— begin Passage —

Skip to content

chronoB/SpotifyDataAnalyzer

Repository files navigation

Spotify User Data Analyzer

Code style: black Open Issues Release Azure Pipelines status pre-commit-ci status


About

This repository is build to analyze the user data spotify is collecting. The downloadable personal user data can be examined regarding different features. Right now it only analyses the streaming history of one or multiple users. Other analyses aren't planned at the moment.

Dependencies

PYTHON >=3.7

How to get the spotify user data

Disclaimer: Only checked for german spotify account. I don't know if it works for every account or is a country-specific features due to specific GDPR laws.

v2

Go to : https://www.spotify.com/account/privacy/ You can download the complete extended history of spotify streaming. the data has a different format that the dataset from v1. You can find the dataformat in the README that you will get with the data or look in the documentation of ./src/extendedAnalyzer.py.

v1

Go to : https://www.spotify.com/account/privacy/ Follow the instructions under "Deine Daten herunterladen". The process should take 1-7 days. You will be emailed if your data is ready to be downloaded.

Afterwards copy the extracted folder into this directory.

User data structure (v1)

Detailed explanation of the data : https://support.spotify.com/de/account_payment_help/privacy/understanding-my-data/

The following structure is based on the folder i received. There could be files missing or some additional files (the website is referencing a voiceinput and a conclusions file)

./my-spotify-data

  • CarThing.json // Information about a (possibly existing) CarThing-device
  • FamilyPlan.json // Information about family subscription
  • Follow.json // Details about followers, or accounts/artist you follow
  • Payments.json // Details about your payment method (if existing)
  • Playlist.json // Information about created and saved playlist included all saved songs
  • ReadMeFirst.pdf // General information about the data
  • SearchQueries.json // List with information about your search queries
  • StreamingHistory.json // List of Elements you listened to in the last year
  • Userdata.json // Several different userdata
  • YourLibrary.json // Information about saved songs in your library

SearchSpecifics

The SearchSpecifics design the search query. There are two main queries: specific time or time period. The keys for either of them cannot be used together (e.g. yearand startYear). Additional parameters described below can be added to both of them.

— end Passage —
— begin Given records —

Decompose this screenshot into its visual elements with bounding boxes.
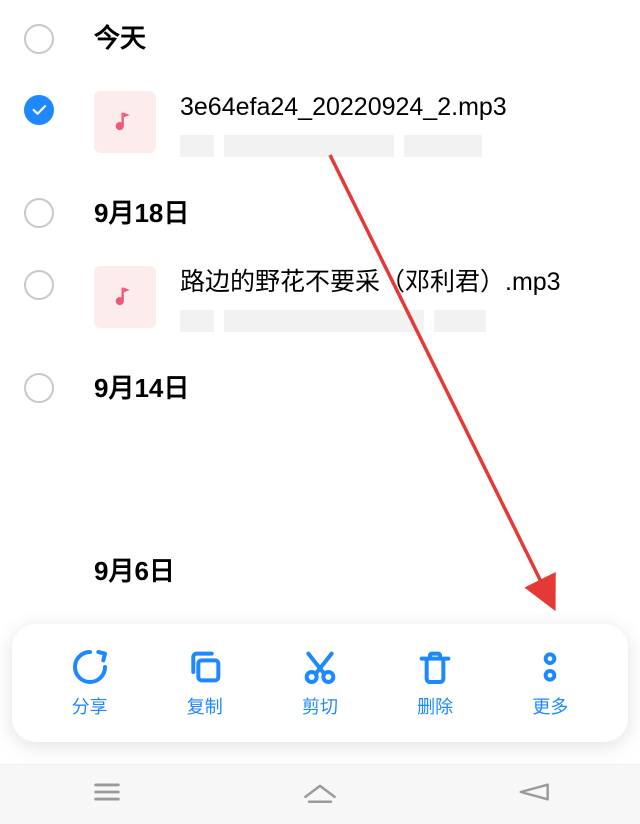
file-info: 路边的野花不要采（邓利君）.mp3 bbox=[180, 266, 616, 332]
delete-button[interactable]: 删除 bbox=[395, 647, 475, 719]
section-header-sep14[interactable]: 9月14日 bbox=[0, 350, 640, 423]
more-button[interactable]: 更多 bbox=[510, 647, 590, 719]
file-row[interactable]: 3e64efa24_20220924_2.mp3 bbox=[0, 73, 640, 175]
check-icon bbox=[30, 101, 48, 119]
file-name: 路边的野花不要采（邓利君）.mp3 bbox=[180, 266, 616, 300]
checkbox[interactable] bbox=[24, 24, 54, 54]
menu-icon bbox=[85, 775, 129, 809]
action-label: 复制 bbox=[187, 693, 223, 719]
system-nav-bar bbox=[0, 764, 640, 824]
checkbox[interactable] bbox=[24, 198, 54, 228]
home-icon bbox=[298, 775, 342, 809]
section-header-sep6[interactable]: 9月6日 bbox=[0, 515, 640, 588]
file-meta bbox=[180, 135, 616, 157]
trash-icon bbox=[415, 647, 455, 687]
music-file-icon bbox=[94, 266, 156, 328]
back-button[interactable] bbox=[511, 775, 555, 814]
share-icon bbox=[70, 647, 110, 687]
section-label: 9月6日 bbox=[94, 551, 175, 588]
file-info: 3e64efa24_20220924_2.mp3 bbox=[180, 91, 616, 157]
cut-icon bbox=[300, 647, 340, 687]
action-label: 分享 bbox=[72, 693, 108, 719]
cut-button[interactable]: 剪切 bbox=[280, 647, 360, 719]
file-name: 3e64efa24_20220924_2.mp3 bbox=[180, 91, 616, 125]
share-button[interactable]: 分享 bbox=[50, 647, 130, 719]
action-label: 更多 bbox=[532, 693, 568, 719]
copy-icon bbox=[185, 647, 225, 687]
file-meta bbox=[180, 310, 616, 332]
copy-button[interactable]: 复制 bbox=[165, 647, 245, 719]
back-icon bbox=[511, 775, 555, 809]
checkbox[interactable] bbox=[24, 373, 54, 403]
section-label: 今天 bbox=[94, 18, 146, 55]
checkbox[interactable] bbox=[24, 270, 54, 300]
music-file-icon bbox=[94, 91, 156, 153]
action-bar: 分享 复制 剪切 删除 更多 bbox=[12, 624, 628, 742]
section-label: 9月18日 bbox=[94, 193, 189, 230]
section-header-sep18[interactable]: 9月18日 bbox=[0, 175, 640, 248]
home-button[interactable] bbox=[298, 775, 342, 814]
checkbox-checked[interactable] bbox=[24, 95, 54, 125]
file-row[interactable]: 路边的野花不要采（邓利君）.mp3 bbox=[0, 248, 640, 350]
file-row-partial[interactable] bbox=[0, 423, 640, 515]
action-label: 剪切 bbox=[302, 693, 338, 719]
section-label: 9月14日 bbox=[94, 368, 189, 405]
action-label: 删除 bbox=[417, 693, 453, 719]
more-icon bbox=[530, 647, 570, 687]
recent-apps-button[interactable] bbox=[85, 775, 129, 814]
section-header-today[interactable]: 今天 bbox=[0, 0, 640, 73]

— end Given records —
— begin Given records —

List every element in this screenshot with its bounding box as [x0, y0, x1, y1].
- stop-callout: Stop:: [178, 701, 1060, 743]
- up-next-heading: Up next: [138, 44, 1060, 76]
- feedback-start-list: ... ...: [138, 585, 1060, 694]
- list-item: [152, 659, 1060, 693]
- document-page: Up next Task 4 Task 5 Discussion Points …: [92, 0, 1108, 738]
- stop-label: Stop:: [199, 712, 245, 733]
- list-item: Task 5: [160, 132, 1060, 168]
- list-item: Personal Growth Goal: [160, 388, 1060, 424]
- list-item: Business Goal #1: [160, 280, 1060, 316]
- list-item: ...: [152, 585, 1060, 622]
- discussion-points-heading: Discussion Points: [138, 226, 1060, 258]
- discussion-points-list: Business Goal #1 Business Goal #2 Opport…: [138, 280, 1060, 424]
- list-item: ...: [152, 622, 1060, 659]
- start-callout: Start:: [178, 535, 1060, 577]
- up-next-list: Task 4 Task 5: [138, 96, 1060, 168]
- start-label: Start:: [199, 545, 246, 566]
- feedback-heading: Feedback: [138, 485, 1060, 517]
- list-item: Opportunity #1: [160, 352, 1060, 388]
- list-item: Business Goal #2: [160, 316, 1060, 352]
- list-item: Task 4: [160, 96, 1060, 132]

— end Given records —

* **Set exercise 1**: According to the Spotify data analyzer README, how long should the v1 data download process take?
* **Set exercise 2**: Print the part of the Spotify data analyzer README that begins at the words "User data structure" and stops after "method (if existing)".
* **Set exercise 3**: Proceed with the Spotify data analyzer README from the point where it stops.
The items have no connection to the Spotify data analyzer README.

* **Reply 1**: It should take 1-7 days.

* **Reply 2**:
User data structure (v1)

Detailed explanation of the data : https://support.spotify.com/de/account_payment_help/privacy/understanding-my-data/

The following structure is based on the folder i received. There could be files missing or some additional files (the website is referencing a voiceinput and a conclusions file)

./my-spotify-data

  • CarThing.json // Information about a (possibly existing) CarThing-device
  • FamilyPlan.json // Information about family subscription
  • Follow.json // Details about followers, or accounts/artist you follow
  • Payments.json // Details about your payment method (if existing)

* **Reply 3**:
Search for a specific time (a specific day, a year, a specific hour)

#search for every song that was played on the 2nd of September in 2019 between 10 and 11.
payload = {
  "year": 2019,
  "month": 9,
  "day": 2,
  "hour": 10
}
#search for every song that was played on the 2nd of a month
payload = {
  "day": 2
}

#search for every song that was played in February 2020
payload = {
  "year": 2020
  "month": 2
}

Search for timeperiod (from 2019-05-03 until 2019-07-22)

IMPORTANT: If any of the following parameters is used, every of the following parameters has to be used. They come as a bundle.

payload = {
        "startYear": 2019,
        "startMonth": 5,
        "startDay": 3,
        "endYear": 2019,
        "endMonth": 7,
        "endDay": 22,
    }

Additional search parameters

count specifies how many items should be returned (default=5). media determines if the search result should include/exclude podcast/music (default=all). The podcasts are defined in data/podcastFile.txt. Right now it's a collection of found podcasts in the example files. Future plans involve fetching a list of podcasts from a podcatcher (feel free to contribute). ratingCrit is used to sort items per playtime or per clicks, because spotify is saving the ms played per song click (default=clicks).

payload = {
        ...
        "count": 3, #how many items should be returned
        "media": "podcast", #"podcast", "music", "all"
        "ratingCrit": "time", #"time", "clicks"
    }

Plans

  • add the possibility to sort for genre. Need external lib for that. Don't know if possible
  • add the spotify audio analyze api for fancy stuff
  • add multiple year support (if not already happened)
  • add more analyzers (searchHistory analyzer, general information analyzer). Therefor maybe restructure the code

Contributions are welcome!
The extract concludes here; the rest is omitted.